**Aim of the exercise**
The data must be written out once more, precisely as given.

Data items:
# # # #
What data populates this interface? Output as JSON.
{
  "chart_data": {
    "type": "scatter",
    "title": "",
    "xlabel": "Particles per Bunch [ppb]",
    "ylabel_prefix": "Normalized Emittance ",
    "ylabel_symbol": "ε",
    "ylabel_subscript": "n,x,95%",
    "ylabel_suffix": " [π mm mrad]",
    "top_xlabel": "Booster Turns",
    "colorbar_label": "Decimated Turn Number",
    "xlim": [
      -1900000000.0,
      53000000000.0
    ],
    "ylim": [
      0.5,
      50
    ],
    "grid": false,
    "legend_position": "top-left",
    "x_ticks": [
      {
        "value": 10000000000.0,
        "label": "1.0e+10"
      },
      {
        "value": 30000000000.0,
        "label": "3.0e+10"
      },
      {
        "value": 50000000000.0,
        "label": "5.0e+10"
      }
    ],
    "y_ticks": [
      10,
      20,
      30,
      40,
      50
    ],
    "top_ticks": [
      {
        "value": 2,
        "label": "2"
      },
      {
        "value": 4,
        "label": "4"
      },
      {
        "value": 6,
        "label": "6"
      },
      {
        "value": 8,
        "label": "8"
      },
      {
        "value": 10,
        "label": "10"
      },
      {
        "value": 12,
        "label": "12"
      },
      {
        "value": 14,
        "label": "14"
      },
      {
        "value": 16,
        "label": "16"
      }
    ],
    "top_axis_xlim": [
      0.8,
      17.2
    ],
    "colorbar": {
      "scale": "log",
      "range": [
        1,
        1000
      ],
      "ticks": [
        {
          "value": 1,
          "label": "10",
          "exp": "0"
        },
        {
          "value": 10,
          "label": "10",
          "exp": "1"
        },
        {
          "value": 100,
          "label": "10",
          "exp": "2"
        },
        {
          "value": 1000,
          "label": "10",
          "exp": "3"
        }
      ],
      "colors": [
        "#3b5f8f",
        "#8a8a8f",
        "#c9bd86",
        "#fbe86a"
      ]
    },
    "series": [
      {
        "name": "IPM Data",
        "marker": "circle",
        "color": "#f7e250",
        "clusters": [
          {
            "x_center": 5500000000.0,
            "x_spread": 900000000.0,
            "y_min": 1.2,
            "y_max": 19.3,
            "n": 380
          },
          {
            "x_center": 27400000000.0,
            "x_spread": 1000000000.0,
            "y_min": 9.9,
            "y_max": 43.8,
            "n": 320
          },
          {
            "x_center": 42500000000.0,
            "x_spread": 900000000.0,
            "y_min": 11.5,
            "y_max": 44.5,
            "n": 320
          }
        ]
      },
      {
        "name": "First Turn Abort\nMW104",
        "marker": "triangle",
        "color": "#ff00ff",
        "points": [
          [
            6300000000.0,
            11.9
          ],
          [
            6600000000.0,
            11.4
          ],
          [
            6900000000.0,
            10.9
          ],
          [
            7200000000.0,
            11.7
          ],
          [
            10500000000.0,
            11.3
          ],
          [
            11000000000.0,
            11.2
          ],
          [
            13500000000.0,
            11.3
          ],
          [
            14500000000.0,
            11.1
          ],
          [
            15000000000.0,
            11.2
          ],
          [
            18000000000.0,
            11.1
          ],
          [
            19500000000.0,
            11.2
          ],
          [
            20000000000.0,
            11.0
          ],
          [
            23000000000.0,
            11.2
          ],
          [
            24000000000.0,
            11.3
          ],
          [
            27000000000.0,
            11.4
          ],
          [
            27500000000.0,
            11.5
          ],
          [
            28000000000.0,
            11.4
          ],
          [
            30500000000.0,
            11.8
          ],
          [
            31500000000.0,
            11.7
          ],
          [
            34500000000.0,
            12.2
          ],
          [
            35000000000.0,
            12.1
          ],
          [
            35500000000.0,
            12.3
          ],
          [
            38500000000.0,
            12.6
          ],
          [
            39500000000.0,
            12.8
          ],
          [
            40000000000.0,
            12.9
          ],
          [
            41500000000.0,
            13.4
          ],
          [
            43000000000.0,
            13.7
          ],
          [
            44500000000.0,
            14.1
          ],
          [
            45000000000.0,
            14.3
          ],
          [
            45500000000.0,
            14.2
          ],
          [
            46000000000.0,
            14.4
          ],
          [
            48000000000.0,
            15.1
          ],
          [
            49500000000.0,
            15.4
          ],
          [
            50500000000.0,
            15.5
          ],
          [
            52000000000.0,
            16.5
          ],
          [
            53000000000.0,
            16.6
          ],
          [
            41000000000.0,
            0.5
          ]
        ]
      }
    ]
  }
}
# # # #
**Output of the task**
What data populates this interface? Output as JSON.
{
  "chart_data": {
    "type": "scatter",
    "title": "",
    "xlabel": "Particles per Bunch [ppb]",
    "ylabel_prefix": "Normalized Emittance ",
    "ylabel_symbol": "ε",
    "ylabel_subscript": "n,x,95%",
    "ylabel_suffix": " [π mm mrad]",
    "top_xlabel": "Booster Turns",
    "colorbar_label": "Decimated Turn Number",
    "xlim": [
      -1900000000.0,
      53000000000.0
    ],
    "ylim": [
      0.5,
      50
    ],
    "grid": false,
    "legend_position": "top-left",
    "x_ticks": [
      {
        "value": 10000000000.0,
        "label": "1.0e+10"
      },
      {
        "value": 30000000000.0,
        "label": "3.0e+10"
      },
      {
        "value": 50000000000.0,
        "label": "5.0e+10"
      }
    ],
    "y_ticks": [
      10,
      20,
      30,
      40,
      50
    ],
    "top_ticks": [
      {
        "value": 2,
        "label": "2"
      },
      {
        "value": 4,
        "label": "4"
      },
      {
        "value": 6,
        "label": "6"
      },
      {
        "value": 8,
        "label": "8"
      },
      {
        "value": 10,
        "label": "10"
      },
      {
        "value": 12,
        "label": "12"
      },
      {
        "value": 14,
        "label": "14"
      },
      {
        "value": 16,
        "label": "16"
      }
    ],
    "top_axis_xlim": [
      0.8,
      17.2
    ],
    "colorbar": {
      "scale": "log",
      "range": [
        1,
        1000
      ],
      "ticks": [
        {
          "value": 1,
          "label": "10",
          "exp": "0"
        },
        {
          "value": 10,
          "label": "10",
          "exp": "1"
        },
        {
          "value": 100,
          "label": "10",
          "exp": "2"
        },
        {
          "value": 1000,
          "label": "10",
          "exp": "3"
        }
      ],
      "colors": [
        "#3b5f8f",
        "#8a8a8f",
        "#c9bd86",
        "#fbe86a"
      ]
    },
    "series": [
      {
        "name": "IPM Data",
        "marker": "circle",
        "color": "#f7e250",
        "clusters": [
          {
            "x_center": 5500000000.0,
            "x_spread": 900000000.0,
            "y_min": 1.2,
            "y_max": 19.3,
            "n": 380
          },
          {
            "x_center": 27400000000.0,
            "x_spread": 1000000000.0,
            "y_min": 9.9,
            "y_max": 43.8,
            "n": 320
          },
          {
            "x_center": 42500000000.0,
            "x_spread": 900000000.0,
            "y_min": 11.5,
            "y_max": 44.5,
            "n": 320
          }
        ]
      },
      {
        "name": "First Turn Abort\nMW104",
        "marker": "triangle",
        "color": "#ff00ff",
        "points": [
          [
            6300000000.0,
            11.9
          ],
          [
            6600000000.0,
            11.4
          ],
          [
            6900000000.0,
            10.9
          ],
          [
            7200000000.0,
            11.7
          ],
          [
            10500000000.0,
            11.3
          ],
          [
            11000000000.0,
            11.2
          ],
          [
            13500000000.0,
            11.3
          ],
          [
            14500000000.0,
            11.1
          ],
          [
            15000000000.0,
            11.2
          ],
          [
            18000000000.0,
            11.1
          ],
          [
            19500000000.0,
            11.2
          ],
          [
            20000000000.0,
            11.0
          ],
          [
            23000000000.0,
            11.2
          ],
          [
            24000000000.0,
            11.3
          ],
          [
            27000000000.0,
            11.4
          ],
          [
            27500000000.0,
            11.5
          ],
          [
            28000000000.0,
            11.4
          ],
          [
            30500000000.0,
            11.8
          ],
          [
            31500000000.0,
            11.7
          ],
          [
            34500000000.0,
            12.2
          ],
          [
            35000000000.0,
            12.1
          ],
          [
            35500000000.0,
            12.3
          ],
          [
            38500000000.0,
            12.6
          ],
          [
            39500000000.0,
            12.8
          ],
          [
            40000000000.0,
            12.9
          ],
          [
            41500000000.0,
            13.4
          ],
          [
            43000000000.0,
            13.7
          ],
          [
            44500000000.0,
            14.1
          ],
          [
            45000000000.0,
            14.3
          ],
          [
            45500000000.0,
            14.2
          ],
          [
            46000000000.0,
            14.4
          ],
          [
            48000000000.0,
            15.1
          ],
          [
            49500000000.0,
            15.4
          ],
          [
            50500000000.0,
            15.5
          ],
          [
            52000000000.0,
            16.5
          ],
          [
            53000000000.0,
            16.6
          ],
          [
            41000000000.0,
            0.5
          ]
        ]
      }
    ]
  }
}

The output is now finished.